= DATA IN THIS EXERCISE =
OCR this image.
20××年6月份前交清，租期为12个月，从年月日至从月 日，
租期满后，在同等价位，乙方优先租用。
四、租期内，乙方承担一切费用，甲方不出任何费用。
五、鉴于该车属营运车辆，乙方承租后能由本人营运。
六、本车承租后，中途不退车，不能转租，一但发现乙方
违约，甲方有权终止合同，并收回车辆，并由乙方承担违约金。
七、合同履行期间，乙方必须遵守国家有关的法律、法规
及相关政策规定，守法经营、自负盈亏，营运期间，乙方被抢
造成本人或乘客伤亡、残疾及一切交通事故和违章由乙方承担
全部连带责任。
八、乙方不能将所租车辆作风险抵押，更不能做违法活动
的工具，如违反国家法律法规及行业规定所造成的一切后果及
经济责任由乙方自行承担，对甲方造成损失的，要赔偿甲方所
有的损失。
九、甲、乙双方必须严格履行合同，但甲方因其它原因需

= GIVEN TASK =
Repeat the data exactly. Leave nothing out.

= WRITTEN RESPONSE =
OCR this image.
20××年6月份前交清，租期为12个月，从年月日至从月 日，
租期满后，在同等价位，乙方优先租用。
四、租期内，乙方承担一切费用，甲方不出任何费用。
五、鉴于该车属营运车辆，乙方承租后能由本人营运。
六、本车承租后，中途不退车，不能转租，一但发现乙方
违约，甲方有权终止合同，并收回车辆，并由乙方承担违约金。
七、合同履行期间，乙方必须遵守国家有关的法律、法规
及相关政策规定，守法经营、自负盈亏，营运期间，乙方被抢
造成本人或乘客伤亡、残疾及一切交通事故和违章由乙方承担
全部连带责任。
八、乙方不能将所租车辆作风险抵押，更不能做违法活动
的工具，如违反国家法律法规及行业规定所造成的一切后果及
经济责任由乙方自行承担，对甲方造成损失的，要赔偿甲方所
有的损失。
九、甲、乙双方必须严格履行合同，但甲方因其它原因需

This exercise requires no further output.